WRITTEN PROBLEM
Drop the pictures; give again exactly the lines from the one holding "Reverse-engineer this chart into JSON." through the end of the data.

SUPPLIED DATA
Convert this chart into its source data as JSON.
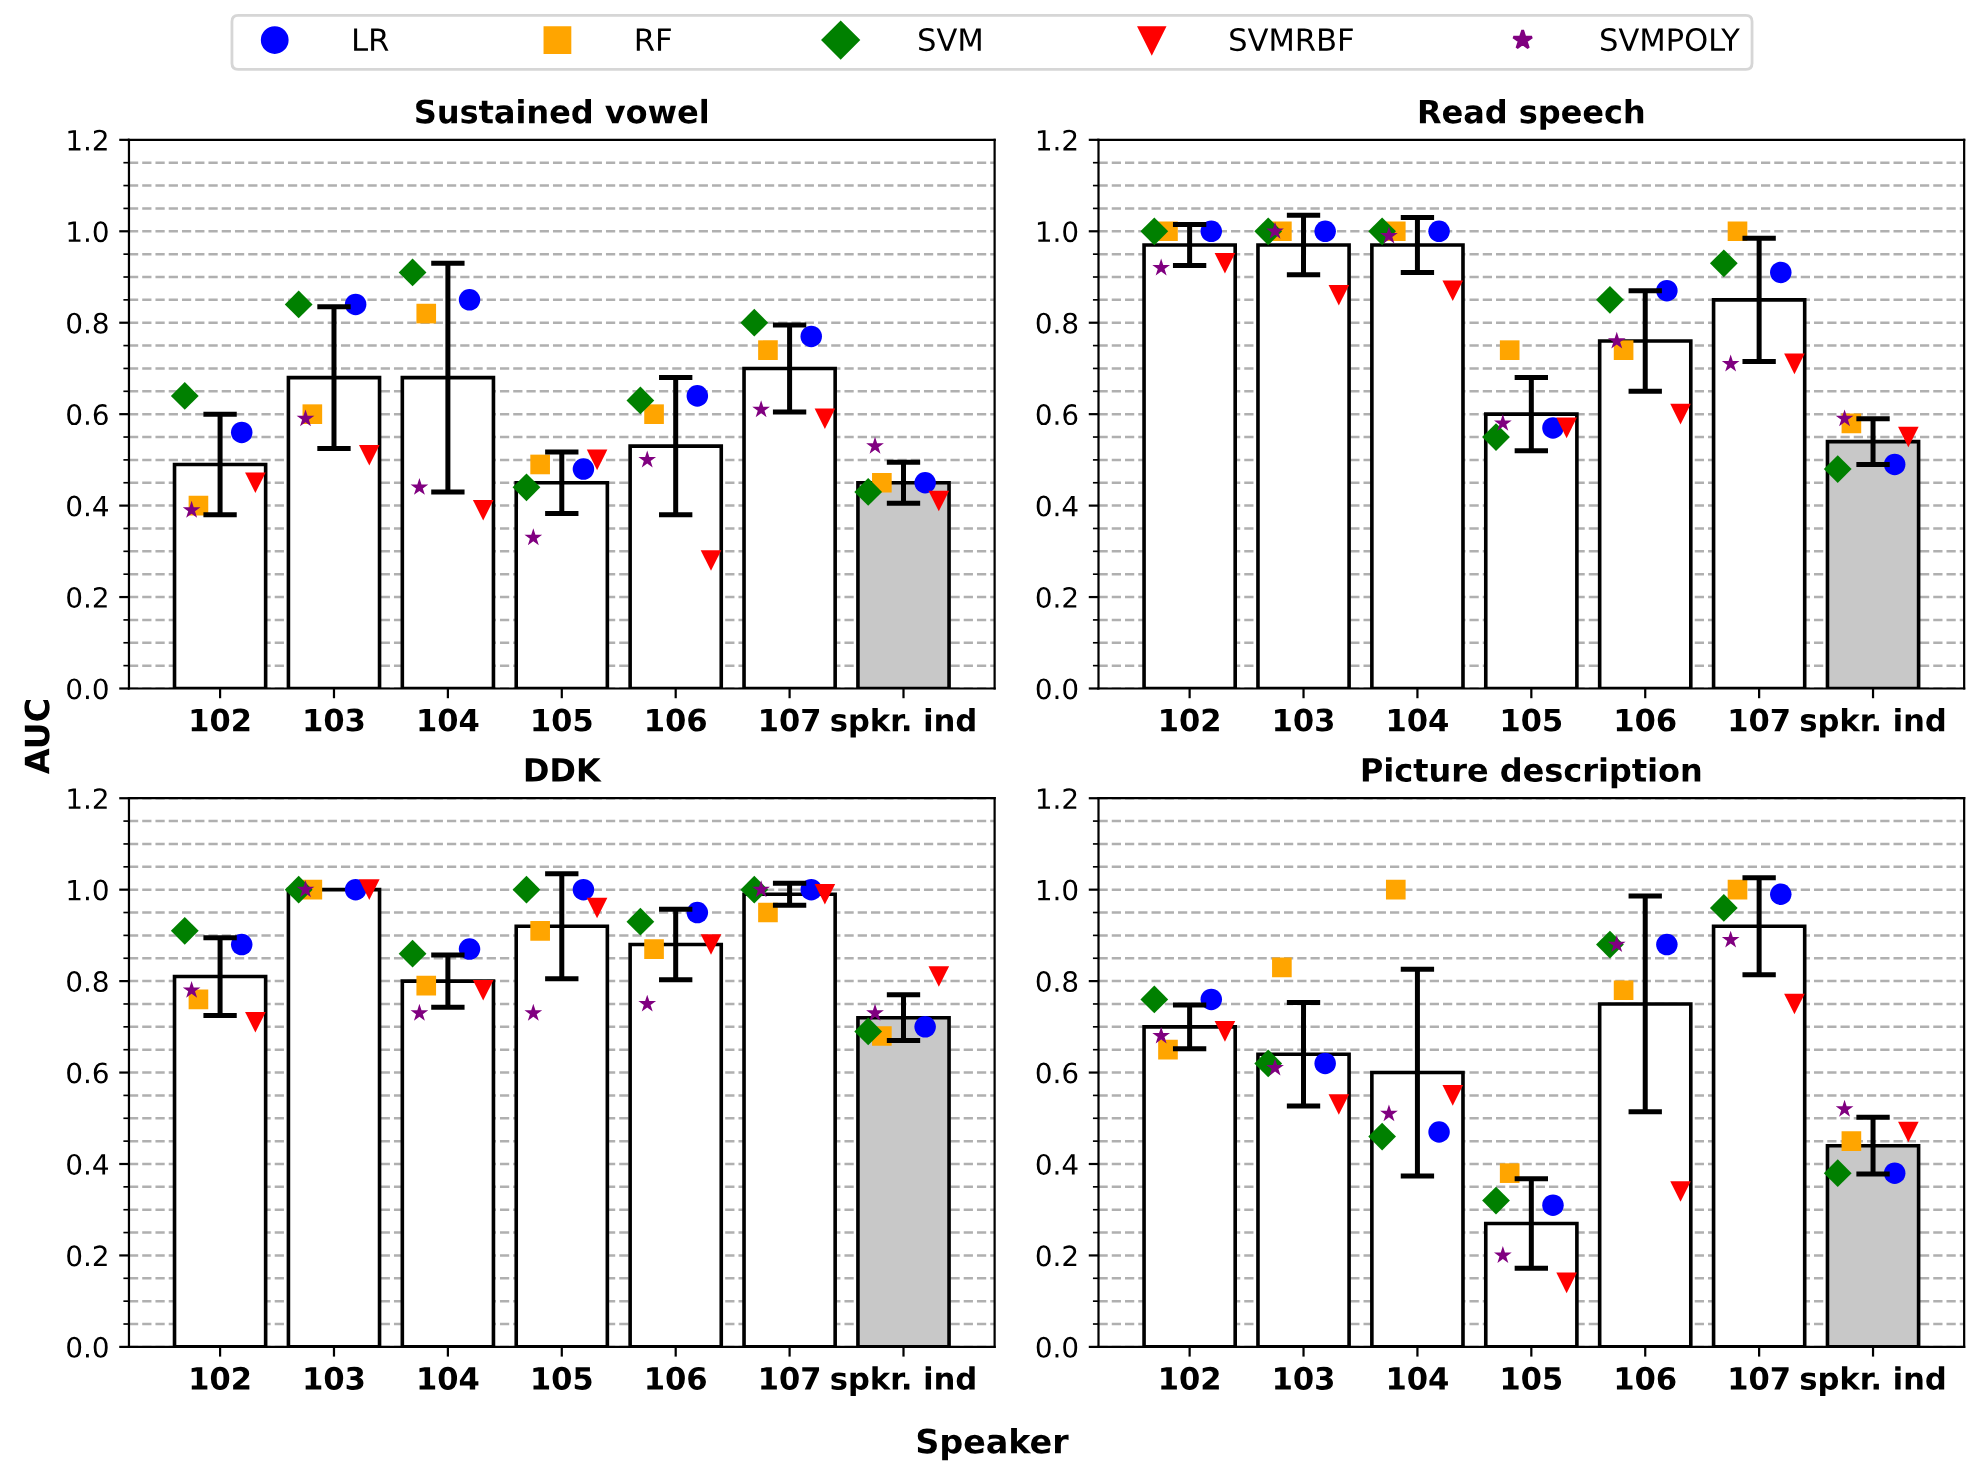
{
  "chart_data": [
    {
      "type": "bar",
      "title": "Sustained vowel",
      "ylabel": "AUC",
      "legend": "top",
      "grid": "y",
      "categories": [
        "102",
        "103",
        "104",
        "105",
        "106",
        "107",
        "spkr. ind"
      ],
      "ylim": [
        0,
        1.2
      ],
      "yticks": [
        {
          "value": 0,
          "label": "0.0"
        },
        {
          "value": 0.05,
          "label": null
        },
        {
          "value": 0.1,
          "label": null
        },
        {
          "value": 0.15,
          "label": null
        },
        0.2,
        {
          "value": 0.25,
          "label": null
        },
        {
          "value": 0.3,
          "label": null
        },
        {
          "value": 0.35,
          "label": null
        },
        0.4,
        {
          "value": 0.45,
          "label": null
        },
        {
          "value": 0.5,
          "label": null
        },
        {
          "value": 0.55,
          "label": null
        },
        0.6,
        {
          "value": 0.65,
          "label": null
        },
        {
          "value": 0.7,
          "label": null
        },
        {
          "value": 0.75,
          "label": null
        },
        0.8,
        {
          "value": 0.85,
          "label": null
        },
        {
          "value": 0.9,
          "label": null
        },
        {
          "value": 0.95,
          "label": null
        },
        {
          "value": 1,
          "label": "1.0"
        },
        {
          "value": 1.05,
          "label": null
        },
        {
          "value": 1.1,
          "label": null
        },
        {
          "value": 1.15,
          "label": null
        },
        1.2
      ],
      "series": [
        {
          "values": [
            0.49,
            0.68,
            0.68,
            0.45,
            0.53,
            0.7,
            0.45
          ],
          "colors": [
            "#ffffff",
            "#ffffff",
            "#ffffff",
            "#ffffff",
            "#ffffff",
            "#ffffff",
            "#c8c8c8"
          ],
          "errors": [
            0.11,
            0.155,
            0.25,
            0.067,
            0.15,
            0.095,
            0.045
          ]
        },
        {
          "type": "scatter",
          "name": "LR",
          "color": "#0000ff",
          "marker": "circle",
          "values": [
            0.56,
            0.84,
            0.85,
            0.48,
            0.64,
            0.77,
            0.45
          ]
        },
        {
          "type": "scatter",
          "name": "RF",
          "color": "#ffa500",
          "marker": "square",
          "values": [
            0.4,
            0.6,
            0.82,
            0.49,
            0.6,
            0.74,
            0.45
          ]
        },
        {
          "type": "scatter",
          "name": "SVM",
          "color": "#008000",
          "marker": "diamond",
          "values": [
            0.64,
            0.84,
            0.91,
            0.44,
            0.63,
            0.8,
            0.43
          ]
        },
        {
          "type": "scatter",
          "name": "SVMRBF",
          "color": "#ff0000",
          "marker": "triangle",
          "values": [
            0.45,
            0.51,
            0.39,
            0.5,
            0.28,
            0.59,
            0.41
          ]
        },
        {
          "type": "scatter",
          "name": "SVMPOLY",
          "color": "#800080",
          "marker": "star",
          "values": [
            0.39,
            0.59,
            0.44,
            0.33,
            0.5,
            0.61,
            0.53
          ]
        }
      ]
    },
    {
      "type": "bar",
      "title": "Read speech",
      "grid": "y",
      "categories": [
        "102",
        "103",
        "104",
        "105",
        "106",
        "107",
        "spkr. ind"
      ],
      "ylim": [
        0,
        1.2
      ],
      "yticks": [
        {
          "value": 0,
          "label": "0.0"
        },
        {
          "value": 0.05,
          "label": null
        },
        {
          "value": 0.1,
          "label": null
        },
        {
          "value": 0.15,
          "label": null
        },
        0.2,
        {
          "value": 0.25,
          "label": null
        },
        {
          "value": 0.3,
          "label": null
        },
        {
          "value": 0.35,
          "label": null
        },
        0.4,
        {
          "value": 0.45,
          "label": null
        },
        {
          "value": 0.5,
          "label": null
        },
        {
          "value": 0.55,
          "label": null
        },
        0.6,
        {
          "value": 0.65,
          "label": null
        },
        {
          "value": 0.7,
          "label": null
        },
        {
          "value": 0.75,
          "label": null
        },
        0.8,
        {
          "value": 0.85,
          "label": null
        },
        {
          "value": 0.9,
          "label": null
        },
        {
          "value": 0.95,
          "label": null
        },
        {
          "value": 1,
          "label": "1.0"
        },
        {
          "value": 1.05,
          "label": null
        },
        {
          "value": 1.1,
          "label": null
        },
        {
          "value": 1.15,
          "label": null
        },
        1.2
      ],
      "series": [
        {
          "values": [
            0.97,
            0.97,
            0.97,
            0.6,
            0.76,
            0.85,
            0.54
          ],
          "colors": [
            "#ffffff",
            "#ffffff",
            "#ffffff",
            "#ffffff",
            "#ffffff",
            "#ffffff",
            "#c8c8c8"
          ],
          "errors": [
            0.045,
            0.065,
            0.06,
            0.08,
            0.11,
            0.135,
            0.05
          ]
        },
        {
          "type": "scatter",
          "color": "#0000ff",
          "marker": "circle",
          "values": [
            1.0,
            1.0,
            1.0,
            0.57,
            0.87,
            0.91,
            0.49
          ]
        },
        {
          "type": "scatter",
          "color": "#ffa500",
          "marker": "square",
          "values": [
            1.0,
            1.0,
            1.0,
            0.74,
            0.74,
            1.0,
            0.58
          ]
        },
        {
          "type": "scatter",
          "color": "#008000",
          "marker": "diamond",
          "values": [
            1.0,
            1.0,
            1.0,
            0.55,
            0.85,
            0.93,
            0.48
          ]
        },
        {
          "type": "scatter",
          "color": "#ff0000",
          "marker": "triangle",
          "values": [
            0.93,
            0.86,
            0.87,
            0.57,
            0.6,
            0.71,
            0.55
          ]
        },
        {
          "type": "scatter",
          "color": "#800080",
          "marker": "star",
          "values": [
            0.92,
            1.0,
            0.99,
            0.58,
            0.76,
            0.71,
            0.59
          ]
        }
      ]
    },
    {
      "type": "bar",
      "title": "DDK",
      "xlabel": "Speaker",
      "grid": "y",
      "categories": [
        "102",
        "103",
        "104",
        "105",
        "106",
        "107",
        "spkr. ind"
      ],
      "ylim": [
        0,
        1.2
      ],
      "yticks": [
        {
          "value": 0,
          "label": "0.0"
        },
        {
          "value": 0.05,
          "label": null
        },
        {
          "value": 0.1,
          "label": null
        },
        {
          "value": 0.15,
          "label": null
        },
        0.2,
        {
          "value": 0.25,
          "label": null
        },
        {
          "value": 0.3,
          "label": null
        },
        {
          "value": 0.35,
          "label": null
        },
        0.4,
        {
          "value": 0.45,
          "label": null
        },
        {
          "value": 0.5,
          "label": null
        },
        {
          "value": 0.55,
          "label": null
        },
        0.6,
        {
          "value": 0.65,
          "label": null
        },
        {
          "value": 0.7,
          "label": null
        },
        {
          "value": 0.75,
          "label": null
        },
        0.8,
        {
          "value": 0.85,
          "label": null
        },
        {
          "value": 0.9,
          "label": null
        },
        {
          "value": 0.95,
          "label": null
        },
        {
          "value": 1,
          "label": "1.0"
        },
        {
          "value": 1.05,
          "label": null
        },
        {
          "value": 1.1,
          "label": null
        },
        {
          "value": 1.15,
          "label": null
        },
        1.2
      ],
      "series": [
        {
          "values": [
            0.81,
            1.0,
            0.8,
            0.92,
            0.88,
            0.99,
            0.72
          ],
          "colors": [
            "#ffffff",
            "#ffffff",
            "#ffffff",
            "#ffffff",
            "#ffffff",
            "#ffffff",
            "#c8c8c8"
          ],
          "errors": [
            0.085,
            null,
            0.057,
            0.115,
            0.077,
            0.024,
            0.05
          ]
        },
        {
          "type": "scatter",
          "color": "#0000ff",
          "marker": "circle",
          "values": [
            0.88,
            1.0,
            0.87,
            1.0,
            0.95,
            1.0,
            0.7
          ]
        },
        {
          "type": "scatter",
          "color": "#ffa500",
          "marker": "square",
          "values": [
            0.76,
            1.0,
            0.79,
            0.91,
            0.87,
            0.95,
            0.68
          ]
        },
        {
          "type": "scatter",
          "color": "#008000",
          "marker": "diamond",
          "values": [
            0.91,
            1.0,
            0.86,
            1.0,
            0.93,
            1.0,
            0.69
          ]
        },
        {
          "type": "scatter",
          "color": "#ff0000",
          "marker": "triangle",
          "values": [
            0.71,
            1.0,
            0.78,
            0.96,
            0.88,
            0.99,
            0.81
          ]
        },
        {
          "type": "scatter",
          "color": "#800080",
          "marker": "star",
          "values": [
            0.78,
            1.0,
            0.73,
            0.73,
            0.75,
            1.0,
            0.73
          ]
        }
      ]
    },
    {
      "type": "bar",
      "title": "Picture description",
      "grid": "y",
      "categories": [
        "102",
        "103",
        "104",
        "105",
        "106",
        "107",
        "spkr. ind"
      ],
      "ylim": [
        0,
        1.2
      ],
      "yticks": [
        {
          "value": 0,
          "label": "0.0"
        },
        {
          "value": 0.05,
          "label": null
        },
        {
          "value": 0.1,
          "label": null
        },
        {
          "value": 0.15,
          "label": null
        },
        0.2,
        {
          "value": 0.25,
          "label": null
        },
        {
          "value": 0.3,
          "label": null
        },
        {
          "value": 0.35,
          "label": null
        },
        0.4,
        {
          "value": 0.45,
          "label": null
        },
        {
          "value": 0.5,
          "label": null
        },
        {
          "value": 0.55,
          "label": null
        },
        0.6,
        {
          "value": 0.65,
          "label": null
        },
        {
          "value": 0.7,
          "label": null
        },
        {
          "value": 0.75,
          "label": null
        },
        0.8,
        {
          "value": 0.85,
          "label": null
        },
        {
          "value": 0.9,
          "label": null
        },
        {
          "value": 0.95,
          "label": null
        },
        {
          "value": 1,
          "label": "1.0"
        },
        {
          "value": 1.05,
          "label": null
        },
        {
          "value": 1.1,
          "label": null
        },
        {
          "value": 1.15,
          "label": null
        },
        1.2
      ],
      "series": [
        {
          "values": [
            0.7,
            0.64,
            0.6,
            0.27,
            0.75,
            0.92,
            0.44
          ],
          "colors": [
            "#ffffff",
            "#ffffff",
            "#ffffff",
            "#ffffff",
            "#ffffff",
            "#ffffff",
            "#c8c8c8"
          ],
          "errors": [
            0.048,
            0.113,
            0.226,
            0.098,
            0.236,
            0.106,
            0.062
          ]
        },
        {
          "type": "scatter",
          "color": "#0000ff",
          "marker": "circle",
          "values": [
            0.76,
            0.62,
            0.47,
            0.31,
            0.88,
            0.99,
            0.38
          ]
        },
        {
          "type": "scatter",
          "color": "#ffa500",
          "marker": "square",
          "values": [
            0.65,
            0.83,
            1.0,
            0.38,
            0.78,
            1.0,
            0.45
          ]
        },
        {
          "type": "scatter",
          "color": "#008000",
          "marker": "diamond",
          "values": [
            0.76,
            0.62,
            0.46,
            0.32,
            0.88,
            0.96,
            0.38
          ]
        },
        {
          "type": "scatter",
          "color": "#ff0000",
          "marker": "triangle",
          "values": [
            0.69,
            0.53,
            0.55,
            0.14,
            0.34,
            0.75,
            0.47
          ]
        },
        {
          "type": "scatter",
          "color": "#800080",
          "marker": "star",
          "values": [
            0.68,
            0.61,
            0.51,
            0.2,
            0.88,
            0.89,
            0.52
          ]
        }
      ]
    }
  ]
}
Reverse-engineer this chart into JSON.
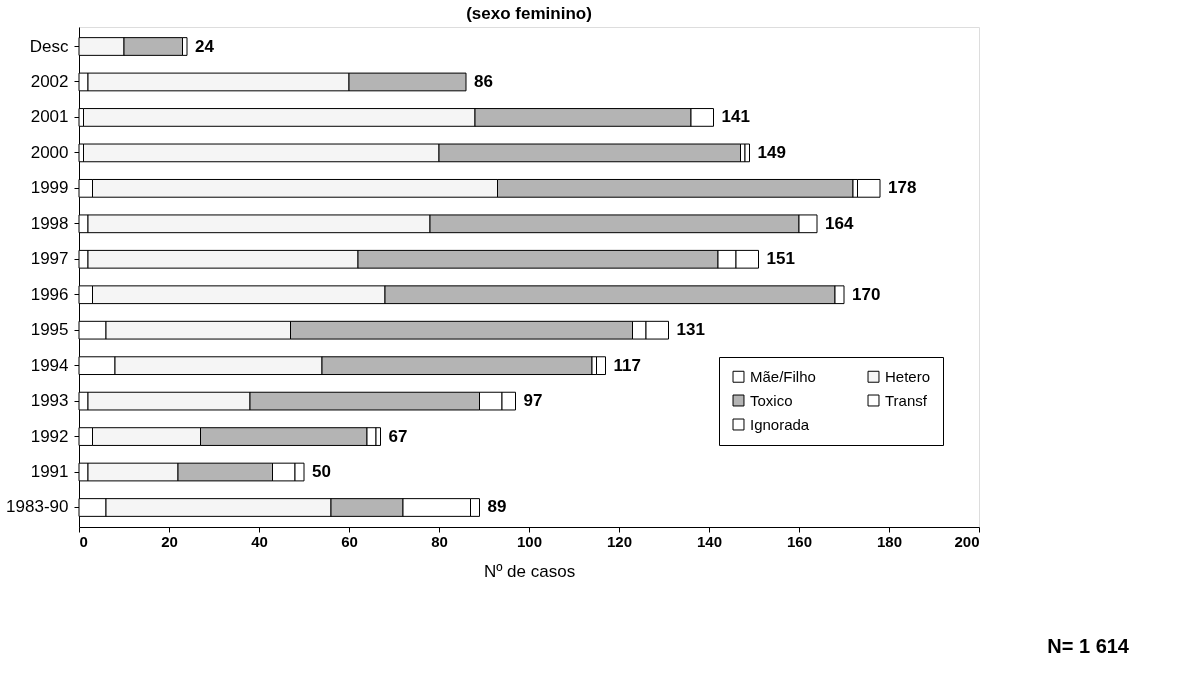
{
  "chart_data": {
    "type": "bar",
    "orientation": "horizontal",
    "stacked": true,
    "title": "(sexo feminino)",
    "xlabel": "Nº de casos",
    "categories": [
      "Desc",
      "2002",
      "2001",
      "2000",
      "1999",
      "1998",
      "1997",
      "1996",
      "1995",
      "1994",
      "1993",
      "1992",
      "1991",
      "1983-90"
    ],
    "series": [
      {
        "name": "Mãe/Filho",
        "color": "#ffffff",
        "values": [
          0,
          2,
          1,
          1,
          3,
          2,
          2,
          3,
          6,
          8,
          2,
          3,
          2,
          6
        ]
      },
      {
        "name": "Hetero",
        "color": "#f5f5f5",
        "values": [
          10,
          58,
          87,
          79,
          90,
          76,
          60,
          65,
          41,
          46,
          36,
          24,
          20,
          50
        ]
      },
      {
        "name": "Toxico",
        "color": "#b4b4b4",
        "values": [
          13,
          26,
          48,
          67,
          79,
          82,
          80,
          100,
          76,
          60,
          51,
          37,
          21,
          16
        ]
      },
      {
        "name": "Transf",
        "color": "#ffffff",
        "values": [
          0,
          0,
          0,
          1,
          1,
          0,
          4,
          0,
          3,
          1,
          5,
          2,
          5,
          15
        ]
      },
      {
        "name": "Ignorada",
        "color": "#ffffff",
        "values": [
          1,
          0,
          5,
          1,
          5,
          4,
          5,
          2,
          5,
          2,
          3,
          1,
          2,
          2
        ]
      }
    ],
    "totals": [
      "24",
      "86",
      "141",
      "149",
      "178",
      "164",
      "151",
      "170",
      "131",
      "117",
      "97",
      "67",
      "50",
      "89"
    ],
    "xlim": [
      0,
      200
    ],
    "xticks": [
      0,
      20,
      40,
      60,
      80,
      100,
      120,
      140,
      160,
      180,
      200
    ],
    "grid": false,
    "legend": "bottom right",
    "annotations": [
      "N= 1 614"
    ]
  }
}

CORRECT OUTPUT
Reverse-engineer this chart into JSON.
{
  "chart_data": {
    "type": "bar",
    "orientation": "horizontal",
    "stacked": true,
    "title": "(sexo feminino)",
    "xlabel": "Nº de casos",
    "categories": [
      "Desc",
      "2002",
      "2001",
      "2000",
      "1999",
      "1998",
      "1997",
      "1996",
      "1995",
      "1994",
      "1993",
      "1992",
      "1991",
      "1983-90"
    ],
    "series": [
      {
        "name": "Mãe/Filho",
        "color": "#ffffff",
        "values": [
          0,
          2,
          1,
          1,
          3,
          2,
          2,
          3,
          6,
          8,
          2,
          3,
          2,
          6
        ]
      },
      {
        "name": "Hetero",
        "color": "#f5f5f5",
        "values": [
          10,
          58,
          87,
          79,
          90,
          76,
          60,
          65,
          41,
          46,
          36,
          24,
          20,
          50
        ]
      },
      {
        "name": "Toxico",
        "color": "#b4b4b4",
        "values": [
          13,
          26,
          48,
          67,
          79,
          82,
          80,
          100,
          76,
          60,
          51,
          37,
          21,
          16
        ]
      },
      {
        "name": "Transf",
        "color": "#ffffff",
        "values": [
          0,
          0,
          0,
          1,
          1,
          0,
          4,
          0,
          3,
          1,
          5,
          2,
          5,
          15
        ]
      },
      {
        "name": "Ignorada",
        "color": "#ffffff",
        "values": [
          1,
          0,
          5,
          1,
          5,
          4,
          5,
          2,
          5,
          2,
          3,
          1,
          2,
          2
        ]
      }
    ],
    "totals": [
      "24",
      "86",
      "141",
      "149",
      "178",
      "164",
      "151",
      "170",
      "131",
      "117",
      "97",
      "67",
      "50",
      "89"
    ],
    "xlim": [
      0,
      200
    ],
    "xticks": [
      0,
      20,
      40,
      60,
      80,
      100,
      120,
      140,
      160,
      180,
      200
    ],
    "grid": false,
    "legend": "bottom right",
    "annotations": [
      "N= 1 614"
    ]
  }
}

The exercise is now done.